▶ _Data provided_
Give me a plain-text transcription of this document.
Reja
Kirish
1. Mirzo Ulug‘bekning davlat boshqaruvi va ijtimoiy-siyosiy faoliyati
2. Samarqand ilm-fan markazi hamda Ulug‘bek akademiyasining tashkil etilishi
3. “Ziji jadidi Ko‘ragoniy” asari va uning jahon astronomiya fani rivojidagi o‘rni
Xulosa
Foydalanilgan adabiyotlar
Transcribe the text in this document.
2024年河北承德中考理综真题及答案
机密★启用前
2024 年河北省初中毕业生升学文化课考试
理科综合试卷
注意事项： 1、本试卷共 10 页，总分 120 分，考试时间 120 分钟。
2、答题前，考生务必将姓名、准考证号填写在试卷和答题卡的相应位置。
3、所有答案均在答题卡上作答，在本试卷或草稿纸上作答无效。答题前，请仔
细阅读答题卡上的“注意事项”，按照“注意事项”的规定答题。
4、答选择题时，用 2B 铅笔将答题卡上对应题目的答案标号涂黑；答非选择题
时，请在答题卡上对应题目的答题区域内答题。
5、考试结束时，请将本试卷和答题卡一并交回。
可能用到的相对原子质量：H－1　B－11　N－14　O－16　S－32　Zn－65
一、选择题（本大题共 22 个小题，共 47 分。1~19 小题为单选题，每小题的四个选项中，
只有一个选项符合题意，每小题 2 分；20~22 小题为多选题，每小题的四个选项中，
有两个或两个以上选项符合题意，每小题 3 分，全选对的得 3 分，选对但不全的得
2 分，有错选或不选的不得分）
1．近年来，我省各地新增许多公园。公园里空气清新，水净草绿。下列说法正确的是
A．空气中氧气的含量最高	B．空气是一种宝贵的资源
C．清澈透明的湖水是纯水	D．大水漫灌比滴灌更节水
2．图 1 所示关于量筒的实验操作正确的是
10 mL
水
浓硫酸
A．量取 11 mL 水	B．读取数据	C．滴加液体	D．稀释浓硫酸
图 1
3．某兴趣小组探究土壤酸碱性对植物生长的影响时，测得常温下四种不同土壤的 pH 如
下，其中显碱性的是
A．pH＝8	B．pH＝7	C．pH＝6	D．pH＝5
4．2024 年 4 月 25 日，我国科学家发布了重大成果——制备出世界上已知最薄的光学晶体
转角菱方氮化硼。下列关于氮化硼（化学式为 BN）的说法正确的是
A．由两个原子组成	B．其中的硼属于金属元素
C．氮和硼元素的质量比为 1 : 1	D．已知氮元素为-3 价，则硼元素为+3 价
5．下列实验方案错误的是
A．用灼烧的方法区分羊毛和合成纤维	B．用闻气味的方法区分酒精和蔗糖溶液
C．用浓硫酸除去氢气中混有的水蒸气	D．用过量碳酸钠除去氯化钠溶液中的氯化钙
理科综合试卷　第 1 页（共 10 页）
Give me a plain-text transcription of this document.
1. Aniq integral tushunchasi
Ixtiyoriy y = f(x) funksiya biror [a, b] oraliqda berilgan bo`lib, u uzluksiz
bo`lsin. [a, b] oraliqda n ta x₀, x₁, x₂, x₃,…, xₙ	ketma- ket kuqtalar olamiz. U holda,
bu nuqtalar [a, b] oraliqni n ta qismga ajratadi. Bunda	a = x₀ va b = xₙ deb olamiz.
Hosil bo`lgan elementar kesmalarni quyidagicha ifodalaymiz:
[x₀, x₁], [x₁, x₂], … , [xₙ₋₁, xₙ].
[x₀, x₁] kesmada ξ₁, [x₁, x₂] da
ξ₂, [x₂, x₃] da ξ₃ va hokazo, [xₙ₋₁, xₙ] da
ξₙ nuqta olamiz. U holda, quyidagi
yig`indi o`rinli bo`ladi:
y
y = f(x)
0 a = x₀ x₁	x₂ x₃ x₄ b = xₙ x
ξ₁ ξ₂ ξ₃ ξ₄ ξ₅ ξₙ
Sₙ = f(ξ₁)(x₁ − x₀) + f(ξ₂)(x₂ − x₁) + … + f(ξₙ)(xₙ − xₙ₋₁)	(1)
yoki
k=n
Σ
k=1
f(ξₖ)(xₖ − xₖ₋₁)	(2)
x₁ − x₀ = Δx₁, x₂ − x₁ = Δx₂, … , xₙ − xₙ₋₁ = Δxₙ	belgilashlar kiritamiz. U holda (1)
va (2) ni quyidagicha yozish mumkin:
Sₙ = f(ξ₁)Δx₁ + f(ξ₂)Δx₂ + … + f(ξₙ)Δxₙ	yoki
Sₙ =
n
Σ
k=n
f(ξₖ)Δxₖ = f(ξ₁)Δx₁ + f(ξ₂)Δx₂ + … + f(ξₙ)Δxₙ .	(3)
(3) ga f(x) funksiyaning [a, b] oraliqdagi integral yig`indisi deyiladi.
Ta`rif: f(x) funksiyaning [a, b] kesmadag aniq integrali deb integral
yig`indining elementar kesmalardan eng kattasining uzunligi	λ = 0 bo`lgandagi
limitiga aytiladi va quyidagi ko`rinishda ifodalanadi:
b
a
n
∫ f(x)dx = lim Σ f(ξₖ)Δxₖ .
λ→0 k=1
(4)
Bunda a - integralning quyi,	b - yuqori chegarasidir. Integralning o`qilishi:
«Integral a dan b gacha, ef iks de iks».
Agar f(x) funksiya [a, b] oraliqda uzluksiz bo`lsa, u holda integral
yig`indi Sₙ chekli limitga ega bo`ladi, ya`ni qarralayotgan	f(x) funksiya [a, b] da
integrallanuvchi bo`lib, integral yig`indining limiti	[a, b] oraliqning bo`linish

▶ _What is asked_
Pull out every line holding "每小题的四个选项中" from the records above, and copy it.

▶ _Problem solution_
一、选择题（本大题共 22 个小题，共 47 分。1~19 小题为单选题，每小题的四个选项中，
只有一个选项符合题意，每小题 2 分；20~22 小题为多选题，每小题的四个选项中，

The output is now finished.